Items from a dataset:
....................
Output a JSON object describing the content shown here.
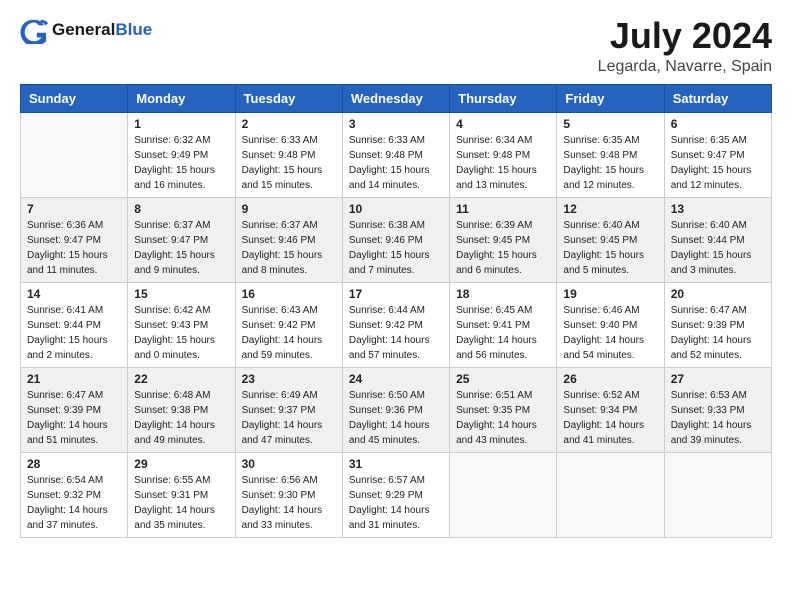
{
  "logo": {
    "general": "General",
    "blue": "Blue"
  },
  "title": "July 2024",
  "subtitle": "Legarda, Navarre, Spain",
  "days_of_week": [
    "Sunday",
    "Monday",
    "Tuesday",
    "Wednesday",
    "Thursday",
    "Friday",
    "Saturday"
  ],
  "weeks": [
    [
      {
        "day": "",
        "sunrise": "",
        "sunset": "",
        "daylight": ""
      },
      {
        "day": "1",
        "sunrise": "Sunrise: 6:32 AM",
        "sunset": "Sunset: 9:49 PM",
        "daylight": "Daylight: 15 hours and 16 minutes."
      },
      {
        "day": "2",
        "sunrise": "Sunrise: 6:33 AM",
        "sunset": "Sunset: 9:48 PM",
        "daylight": "Daylight: 15 hours and 15 minutes."
      },
      {
        "day": "3",
        "sunrise": "Sunrise: 6:33 AM",
        "sunset": "Sunset: 9:48 PM",
        "daylight": "Daylight: 15 hours and 14 minutes."
      },
      {
        "day": "4",
        "sunrise": "Sunrise: 6:34 AM",
        "sunset": "Sunset: 9:48 PM",
        "daylight": "Daylight: 15 hours and 13 minutes."
      },
      {
        "day": "5",
        "sunrise": "Sunrise: 6:35 AM",
        "sunset": "Sunset: 9:48 PM",
        "daylight": "Daylight: 15 hours and 12 minutes."
      },
      {
        "day": "6",
        "sunrise": "Sunrise: 6:35 AM",
        "sunset": "Sunset: 9:47 PM",
        "daylight": "Daylight: 15 hours and 12 minutes."
      }
    ],
    [
      {
        "day": "7",
        "sunrise": "Sunrise: 6:36 AM",
        "sunset": "Sunset: 9:47 PM",
        "daylight": "Daylight: 15 hours and 11 minutes."
      },
      {
        "day": "8",
        "sunrise": "Sunrise: 6:37 AM",
        "sunset": "Sunset: 9:47 PM",
        "daylight": "Daylight: 15 hours and 9 minutes."
      },
      {
        "day": "9",
        "sunrise": "Sunrise: 6:37 AM",
        "sunset": "Sunset: 9:46 PM",
        "daylight": "Daylight: 15 hours and 8 minutes."
      },
      {
        "day": "10",
        "sunrise": "Sunrise: 6:38 AM",
        "sunset": "Sunset: 9:46 PM",
        "daylight": "Daylight: 15 hours and 7 minutes."
      },
      {
        "day": "11",
        "sunrise": "Sunrise: 6:39 AM",
        "sunset": "Sunset: 9:45 PM",
        "daylight": "Daylight: 15 hours and 6 minutes."
      },
      {
        "day": "12",
        "sunrise": "Sunrise: 6:40 AM",
        "sunset": "Sunset: 9:45 PM",
        "daylight": "Daylight: 15 hours and 5 minutes."
      },
      {
        "day": "13",
        "sunrise": "Sunrise: 6:40 AM",
        "sunset": "Sunset: 9:44 PM",
        "daylight": "Daylight: 15 hours and 3 minutes."
      }
    ],
    [
      {
        "day": "14",
        "sunrise": "Sunrise: 6:41 AM",
        "sunset": "Sunset: 9:44 PM",
        "daylight": "Daylight: 15 hours and 2 minutes."
      },
      {
        "day": "15",
        "sunrise": "Sunrise: 6:42 AM",
        "sunset": "Sunset: 9:43 PM",
        "daylight": "Daylight: 15 hours and 0 minutes."
      },
      {
        "day": "16",
        "sunrise": "Sunrise: 6:43 AM",
        "sunset": "Sunset: 9:42 PM",
        "daylight": "Daylight: 14 hours and 59 minutes."
      },
      {
        "day": "17",
        "sunrise": "Sunrise: 6:44 AM",
        "sunset": "Sunset: 9:42 PM",
        "daylight": "Daylight: 14 hours and 57 minutes."
      },
      {
        "day": "18",
        "sunrise": "Sunrise: 6:45 AM",
        "sunset": "Sunset: 9:41 PM",
        "daylight": "Daylight: 14 hours and 56 minutes."
      },
      {
        "day": "19",
        "sunrise": "Sunrise: 6:46 AM",
        "sunset": "Sunset: 9:40 PM",
        "daylight": "Daylight: 14 hours and 54 minutes."
      },
      {
        "day": "20",
        "sunrise": "Sunrise: 6:47 AM",
        "sunset": "Sunset: 9:39 PM",
        "daylight": "Daylight: 14 hours and 52 minutes."
      }
    ],
    [
      {
        "day": "21",
        "sunrise": "Sunrise: 6:47 AM",
        "sunset": "Sunset: 9:39 PM",
        "daylight": "Daylight: 14 hours and 51 minutes."
      },
      {
        "day": "22",
        "sunrise": "Sunrise: 6:48 AM",
        "sunset": "Sunset: 9:38 PM",
        "daylight": "Daylight: 14 hours and 49 minutes."
      },
      {
        "day": "23",
        "sunrise": "Sunrise: 6:49 AM",
        "sunset": "Sunset: 9:37 PM",
        "daylight": "Daylight: 14 hours and 47 minutes."
      },
      {
        "day": "24",
        "sunrise": "Sunrise: 6:50 AM",
        "sunset": "Sunset: 9:36 PM",
        "daylight": "Daylight: 14 hours and 45 minutes."
      },
      {
        "day": "25",
        "sunrise": "Sunrise: 6:51 AM",
        "sunset": "Sunset: 9:35 PM",
        "daylight": "Daylight: 14 hours and 43 minutes."
      },
      {
        "day": "26",
        "sunrise": "Sunrise: 6:52 AM",
        "sunset": "Sunset: 9:34 PM",
        "daylight": "Daylight: 14 hours and 41 minutes."
      },
      {
        "day": "27",
        "sunrise": "Sunrise: 6:53 AM",
        "sunset": "Sunset: 9:33 PM",
        "daylight": "Daylight: 14 hours and 39 minutes."
      }
    ],
    [
      {
        "day": "28",
        "sunrise": "Sunrise: 6:54 AM",
        "sunset": "Sunset: 9:32 PM",
        "daylight": "Daylight: 14 hours and 37 minutes."
      },
      {
        "day": "29",
        "sunrise": "Sunrise: 6:55 AM",
        "sunset": "Sunset: 9:31 PM",
        "daylight": "Daylight: 14 hours and 35 minutes."
      },
      {
        "day": "30",
        "sunrise": "Sunrise: 6:56 AM",
        "sunset": "Sunset: 9:30 PM",
        "daylight": "Daylight: 14 hours and 33 minutes."
      },
      {
        "day": "31",
        "sunrise": "Sunrise: 6:57 AM",
        "sunset": "Sunset: 9:29 PM",
        "daylight": "Daylight: 14 hours and 31 minutes."
      },
      {
        "day": "",
        "sunrise": "",
        "sunset": "",
        "daylight": ""
      },
      {
        "day": "",
        "sunrise": "",
        "sunset": "",
        "daylight": ""
      },
      {
        "day": "",
        "sunrise": "",
        "sunset": "",
        "daylight": ""
      }
    ]
  ]
}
....................
# STATED TASK:
Restate the whole of the material word for word without the pictures.

# CORRECT OUTPUT:
Output a JSON object describing the content shown here.
{
  "logo": {
    "general": "General",
    "blue": "Blue"
  },
  "title": "July 2024",
  "subtitle": "Legarda, Navarre, Spain",
  "days_of_week": [
    "Sunday",
    "Monday",
    "Tuesday",
    "Wednesday",
    "Thursday",
    "Friday",
    "Saturday"
  ],
  "weeks": [
    [
      {
        "day": "",
        "sunrise": "",
        "sunset": "",
        "daylight": ""
      },
      {
        "day": "1",
        "sunrise": "Sunrise: 6:32 AM",
        "sunset": "Sunset: 9:49 PM",
        "daylight": "Daylight: 15 hours and 16 minutes."
      },
      {
        "day": "2",
        "sunrise": "Sunrise: 6:33 AM",
        "sunset": "Sunset: 9:48 PM",
        "daylight": "Daylight: 15 hours and 15 minutes."
      },
      {
        "day": "3",
        "sunrise": "Sunrise: 6:33 AM",
        "sunset": "Sunset: 9:48 PM",
        "daylight": "Daylight: 15 hours and 14 minutes."
      },
      {
        "day": "4",
        "sunrise": "Sunrise: 6:34 AM",
        "sunset": "Sunset: 9:48 PM",
        "daylight": "Daylight: 15 hours and 13 minutes."
      },
      {
        "day": "5",
        "sunrise": "Sunrise: 6:35 AM",
        "sunset": "Sunset: 9:48 PM",
        "daylight": "Daylight: 15 hours and 12 minutes."
      },
      {
        "day": "6",
        "sunrise": "Sunrise: 6:35 AM",
        "sunset": "Sunset: 9:47 PM",
        "daylight": "Daylight: 15 hours and 12 minutes."
      }
    ],
    [
      {
        "day": "7",
        "sunrise": "Sunrise: 6:36 AM",
        "sunset": "Sunset: 9:47 PM",
        "daylight": "Daylight: 15 hours and 11 minutes."
      },
      {
        "day": "8",
        "sunrise": "Sunrise: 6:37 AM",
        "sunset": "Sunset: 9:47 PM",
        "daylight": "Daylight: 15 hours and 9 minutes."
      },
      {
        "day": "9",
        "sunrise": "Sunrise: 6:37 AM",
        "sunset": "Sunset: 9:46 PM",
        "daylight": "Daylight: 15 hours and 8 minutes."
      },
      {
        "day": "10",
        "sunrise": "Sunrise: 6:38 AM",
        "sunset": "Sunset: 9:46 PM",
        "daylight": "Daylight: 15 hours and 7 minutes."
      },
      {
        "day": "11",
        "sunrise": "Sunrise: 6:39 AM",
        "sunset": "Sunset: 9:45 PM",
        "daylight": "Daylight: 15 hours and 6 minutes."
      },
      {
        "day": "12",
        "sunrise": "Sunrise: 6:40 AM",
        "sunset": "Sunset: 9:45 PM",
        "daylight": "Daylight: 15 hours and 5 minutes."
      },
      {
        "day": "13",
        "sunrise": "Sunrise: 6:40 AM",
        "sunset": "Sunset: 9:44 PM",
        "daylight": "Daylight: 15 hours and 3 minutes."
      }
    ],
    [
      {
        "day": "14",
        "sunrise": "Sunrise: 6:41 AM",
        "sunset": "Sunset: 9:44 PM",
        "daylight": "Daylight: 15 hours and 2 minutes."
      },
      {
        "day": "15",
        "sunrise": "Sunrise: 6:42 AM",
        "sunset": "Sunset: 9:43 PM",
        "daylight": "Daylight: 15 hours and 0 minutes."
      },
      {
        "day": "16",
        "sunrise": "Sunrise: 6:43 AM",
        "sunset": "Sunset: 9:42 PM",
        "daylight": "Daylight: 14 hours and 59 minutes."
      },
      {
        "day": "17",
        "sunrise": "Sunrise: 6:44 AM",
        "sunset": "Sunset: 9:42 PM",
        "daylight": "Daylight: 14 hours and 57 minutes."
      },
      {
        "day": "18",
        "sunrise": "Sunrise: 6:45 AM",
        "sunset": "Sunset: 9:41 PM",
        "daylight": "Daylight: 14 hours and 56 minutes."
      },
      {
        "day": "19",
        "sunrise": "Sunrise: 6:46 AM",
        "sunset": "Sunset: 9:40 PM",
        "daylight": "Daylight: 14 hours and 54 minutes."
      },
      {
        "day": "20",
        "sunrise": "Sunrise: 6:47 AM",
        "sunset": "Sunset: 9:39 PM",
        "daylight": "Daylight: 14 hours and 52 minutes."
      }
    ],
    [
      {
        "day": "21",
        "sunrise": "Sunrise: 6:47 AM",
        "sunset": "Sunset: 9:39 PM",
        "daylight": "Daylight: 14 hours and 51 minutes."
      },
      {
        "day": "22",
        "sunrise": "Sunrise: 6:48 AM",
        "sunset": "Sunset: 9:38 PM",
        "daylight": "Daylight: 14 hours and 49 minutes."
      },
      {
        "day": "23",
        "sunrise": "Sunrise: 6:49 AM",
        "sunset": "Sunset: 9:37 PM",
        "daylight": "Daylight: 14 hours and 47 minutes."
      },
      {
        "day": "24",
        "sunrise": "Sunrise: 6:50 AM",
        "sunset": "Sunset: 9:36 PM",
        "daylight": "Daylight: 14 hours and 45 minutes."
      },
      {
        "day": "25",
        "sunrise": "Sunrise: 6:51 AM",
        "sunset": "Sunset: 9:35 PM",
        "daylight": "Daylight: 14 hours and 43 minutes."
      },
      {
        "day": "26",
        "sunrise": "Sunrise: 6:52 AM",
        "sunset": "Sunset: 9:34 PM",
        "daylight": "Daylight: 14 hours and 41 minutes."
      },
      {
        "day": "27",
        "sunrise": "Sunrise: 6:53 AM",
        "sunset": "Sunset: 9:33 PM",
        "daylight": "Daylight: 14 hours and 39 minutes."
      }
    ],
    [
      {
        "day": "28",
        "sunrise": "Sunrise: 6:54 AM",
        "sunset": "Sunset: 9:32 PM",
        "daylight": "Daylight: 14 hours and 37 minutes."
      },
      {
        "day": "29",
        "sunrise": "Sunrise: 6:55 AM",
        "sunset": "Sunset: 9:31 PM",
        "daylight": "Daylight: 14 hours and 35 minutes."
      },
      {
        "day": "30",
        "sunrise": "Sunrise: 6:56 AM",
        "sunset": "Sunset: 9:30 PM",
        "daylight": "Daylight: 14 hours and 33 minutes."
      },
      {
        "day": "31",
        "sunrise": "Sunrise: 6:57 AM",
        "sunset": "Sunset: 9:29 PM",
        "daylight": "Daylight: 14 hours and 31 minutes."
      },
      {
        "day": "",
        "sunrise": "",
        "sunset": "",
        "daylight": ""
      },
      {
        "day": "",
        "sunrise": "",
        "sunset": "",
        "daylight": ""
      },
      {
        "day": "",
        "sunrise": "",
        "sunset": "",
        "daylight": ""
      }
    ]
  ]
}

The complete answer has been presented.